• [WHAT IS EXPECTED]:
Search the entries below. Return every line that has "this" in it.

# # #

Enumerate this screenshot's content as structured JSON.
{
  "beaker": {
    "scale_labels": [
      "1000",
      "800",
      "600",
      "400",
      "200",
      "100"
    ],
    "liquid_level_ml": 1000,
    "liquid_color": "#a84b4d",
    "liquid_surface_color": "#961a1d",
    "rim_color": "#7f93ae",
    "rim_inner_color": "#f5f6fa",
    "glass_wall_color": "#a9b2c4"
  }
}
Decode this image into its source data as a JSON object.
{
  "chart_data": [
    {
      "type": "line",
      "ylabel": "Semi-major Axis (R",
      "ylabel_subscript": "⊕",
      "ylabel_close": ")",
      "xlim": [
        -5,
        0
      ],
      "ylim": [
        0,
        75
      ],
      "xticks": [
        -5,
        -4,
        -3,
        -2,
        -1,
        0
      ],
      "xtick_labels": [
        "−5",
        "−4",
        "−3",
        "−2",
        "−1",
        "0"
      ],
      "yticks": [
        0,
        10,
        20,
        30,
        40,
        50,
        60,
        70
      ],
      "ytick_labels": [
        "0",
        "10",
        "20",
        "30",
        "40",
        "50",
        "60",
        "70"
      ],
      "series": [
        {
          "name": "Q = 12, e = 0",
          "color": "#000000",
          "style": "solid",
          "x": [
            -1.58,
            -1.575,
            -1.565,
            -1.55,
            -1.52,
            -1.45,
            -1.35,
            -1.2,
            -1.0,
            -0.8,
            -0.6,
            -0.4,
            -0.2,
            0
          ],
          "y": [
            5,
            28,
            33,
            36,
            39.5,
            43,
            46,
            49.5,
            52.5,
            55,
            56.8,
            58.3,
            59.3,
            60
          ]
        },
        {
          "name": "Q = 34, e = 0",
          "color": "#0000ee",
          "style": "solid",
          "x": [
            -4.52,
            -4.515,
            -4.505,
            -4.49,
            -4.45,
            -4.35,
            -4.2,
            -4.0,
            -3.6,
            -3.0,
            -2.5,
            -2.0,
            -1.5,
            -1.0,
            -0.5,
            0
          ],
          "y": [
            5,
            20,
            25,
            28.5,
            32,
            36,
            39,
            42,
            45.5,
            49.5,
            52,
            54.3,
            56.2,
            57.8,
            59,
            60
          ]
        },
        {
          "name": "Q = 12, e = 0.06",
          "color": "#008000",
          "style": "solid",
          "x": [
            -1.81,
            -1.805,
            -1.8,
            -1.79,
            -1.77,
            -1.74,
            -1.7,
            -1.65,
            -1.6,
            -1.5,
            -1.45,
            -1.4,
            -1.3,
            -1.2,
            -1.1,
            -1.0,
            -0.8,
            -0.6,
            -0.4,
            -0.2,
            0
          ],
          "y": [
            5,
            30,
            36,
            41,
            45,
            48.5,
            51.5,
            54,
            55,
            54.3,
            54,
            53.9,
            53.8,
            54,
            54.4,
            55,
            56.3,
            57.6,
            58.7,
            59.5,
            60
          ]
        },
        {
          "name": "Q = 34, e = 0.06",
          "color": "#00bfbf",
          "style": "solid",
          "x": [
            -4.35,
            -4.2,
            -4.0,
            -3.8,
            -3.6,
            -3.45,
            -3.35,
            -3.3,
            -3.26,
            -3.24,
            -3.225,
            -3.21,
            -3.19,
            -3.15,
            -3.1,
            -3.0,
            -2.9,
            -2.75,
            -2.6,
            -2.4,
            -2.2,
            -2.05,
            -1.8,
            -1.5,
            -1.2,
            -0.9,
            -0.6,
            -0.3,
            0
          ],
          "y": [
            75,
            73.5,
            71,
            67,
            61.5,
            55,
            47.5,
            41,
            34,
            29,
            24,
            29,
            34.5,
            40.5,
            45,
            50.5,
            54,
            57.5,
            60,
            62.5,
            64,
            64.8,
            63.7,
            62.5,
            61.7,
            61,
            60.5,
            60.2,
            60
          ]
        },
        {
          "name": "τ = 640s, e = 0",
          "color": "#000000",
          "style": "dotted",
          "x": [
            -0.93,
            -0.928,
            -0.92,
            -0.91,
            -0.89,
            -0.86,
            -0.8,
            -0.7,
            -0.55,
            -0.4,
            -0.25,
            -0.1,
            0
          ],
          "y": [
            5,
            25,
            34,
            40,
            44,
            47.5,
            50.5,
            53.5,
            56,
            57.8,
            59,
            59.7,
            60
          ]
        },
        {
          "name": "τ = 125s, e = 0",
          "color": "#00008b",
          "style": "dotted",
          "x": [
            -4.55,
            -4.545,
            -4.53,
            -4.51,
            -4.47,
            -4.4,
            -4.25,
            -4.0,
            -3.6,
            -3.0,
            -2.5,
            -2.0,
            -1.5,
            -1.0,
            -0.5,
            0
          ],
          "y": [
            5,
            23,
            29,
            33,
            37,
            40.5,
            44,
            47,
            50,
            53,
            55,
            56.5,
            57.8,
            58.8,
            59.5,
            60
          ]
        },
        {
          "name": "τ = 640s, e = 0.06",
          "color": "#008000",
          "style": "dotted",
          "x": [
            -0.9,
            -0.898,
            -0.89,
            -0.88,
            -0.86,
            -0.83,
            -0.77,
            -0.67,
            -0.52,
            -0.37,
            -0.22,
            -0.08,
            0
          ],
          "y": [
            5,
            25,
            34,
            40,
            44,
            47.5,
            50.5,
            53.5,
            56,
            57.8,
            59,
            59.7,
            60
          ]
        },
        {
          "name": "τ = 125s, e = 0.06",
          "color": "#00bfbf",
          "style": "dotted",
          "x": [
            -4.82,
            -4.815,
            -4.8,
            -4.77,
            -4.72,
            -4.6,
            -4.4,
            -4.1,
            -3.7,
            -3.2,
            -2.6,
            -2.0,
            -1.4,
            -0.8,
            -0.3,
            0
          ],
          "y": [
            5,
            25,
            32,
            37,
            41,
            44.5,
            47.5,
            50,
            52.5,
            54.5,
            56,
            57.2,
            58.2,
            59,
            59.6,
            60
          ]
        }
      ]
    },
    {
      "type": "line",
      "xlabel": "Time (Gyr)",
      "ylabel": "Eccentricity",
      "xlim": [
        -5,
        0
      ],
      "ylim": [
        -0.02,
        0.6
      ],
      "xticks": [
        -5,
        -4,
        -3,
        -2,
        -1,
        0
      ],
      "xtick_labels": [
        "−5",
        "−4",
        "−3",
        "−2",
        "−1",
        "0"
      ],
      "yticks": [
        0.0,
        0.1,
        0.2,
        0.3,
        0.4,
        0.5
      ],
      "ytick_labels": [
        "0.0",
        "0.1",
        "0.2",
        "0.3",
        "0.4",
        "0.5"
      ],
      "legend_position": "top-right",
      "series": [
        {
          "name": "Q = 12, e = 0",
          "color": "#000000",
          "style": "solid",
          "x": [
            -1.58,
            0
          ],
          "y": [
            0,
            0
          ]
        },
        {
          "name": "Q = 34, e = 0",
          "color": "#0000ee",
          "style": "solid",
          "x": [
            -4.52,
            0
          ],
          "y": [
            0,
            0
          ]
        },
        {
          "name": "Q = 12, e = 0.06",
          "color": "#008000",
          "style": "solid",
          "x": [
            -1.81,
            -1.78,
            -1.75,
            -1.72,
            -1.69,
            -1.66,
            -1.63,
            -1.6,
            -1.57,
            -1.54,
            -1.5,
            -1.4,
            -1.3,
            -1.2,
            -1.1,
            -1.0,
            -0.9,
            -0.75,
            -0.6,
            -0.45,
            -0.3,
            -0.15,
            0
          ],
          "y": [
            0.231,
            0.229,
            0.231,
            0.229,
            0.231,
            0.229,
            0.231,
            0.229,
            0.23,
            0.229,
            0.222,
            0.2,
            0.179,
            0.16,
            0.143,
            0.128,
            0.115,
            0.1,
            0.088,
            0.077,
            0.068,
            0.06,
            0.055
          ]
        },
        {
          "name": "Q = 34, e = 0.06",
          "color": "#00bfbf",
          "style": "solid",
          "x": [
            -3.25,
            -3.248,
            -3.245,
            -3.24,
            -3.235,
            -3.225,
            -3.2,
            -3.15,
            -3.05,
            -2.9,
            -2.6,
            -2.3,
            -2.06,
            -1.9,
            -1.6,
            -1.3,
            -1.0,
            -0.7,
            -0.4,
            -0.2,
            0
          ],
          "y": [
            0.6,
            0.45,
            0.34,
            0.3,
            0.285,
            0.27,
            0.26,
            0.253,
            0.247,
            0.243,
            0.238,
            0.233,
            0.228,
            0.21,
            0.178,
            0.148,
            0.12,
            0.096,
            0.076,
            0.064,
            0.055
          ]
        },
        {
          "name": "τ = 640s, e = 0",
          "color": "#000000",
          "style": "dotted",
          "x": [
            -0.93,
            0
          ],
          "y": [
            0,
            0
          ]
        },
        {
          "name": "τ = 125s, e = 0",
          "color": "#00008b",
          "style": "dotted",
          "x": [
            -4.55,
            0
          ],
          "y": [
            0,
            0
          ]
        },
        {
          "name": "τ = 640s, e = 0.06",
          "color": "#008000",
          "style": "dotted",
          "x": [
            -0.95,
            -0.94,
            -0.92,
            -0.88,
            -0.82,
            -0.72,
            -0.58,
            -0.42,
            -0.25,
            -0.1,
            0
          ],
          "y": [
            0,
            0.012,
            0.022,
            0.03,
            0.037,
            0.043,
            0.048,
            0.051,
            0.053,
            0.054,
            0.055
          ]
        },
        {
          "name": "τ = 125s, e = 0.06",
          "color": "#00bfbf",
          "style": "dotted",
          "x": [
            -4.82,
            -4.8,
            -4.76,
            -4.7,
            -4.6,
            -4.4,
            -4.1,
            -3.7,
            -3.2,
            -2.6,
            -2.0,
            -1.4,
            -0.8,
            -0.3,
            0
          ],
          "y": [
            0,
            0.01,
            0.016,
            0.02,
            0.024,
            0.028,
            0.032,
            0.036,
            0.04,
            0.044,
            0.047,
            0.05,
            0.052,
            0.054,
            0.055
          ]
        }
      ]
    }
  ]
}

# # #

• [FULL RESPONSE]:
Enumerate this screenshot's content as structured JSON.
Decode this image into its source data as a JSON object.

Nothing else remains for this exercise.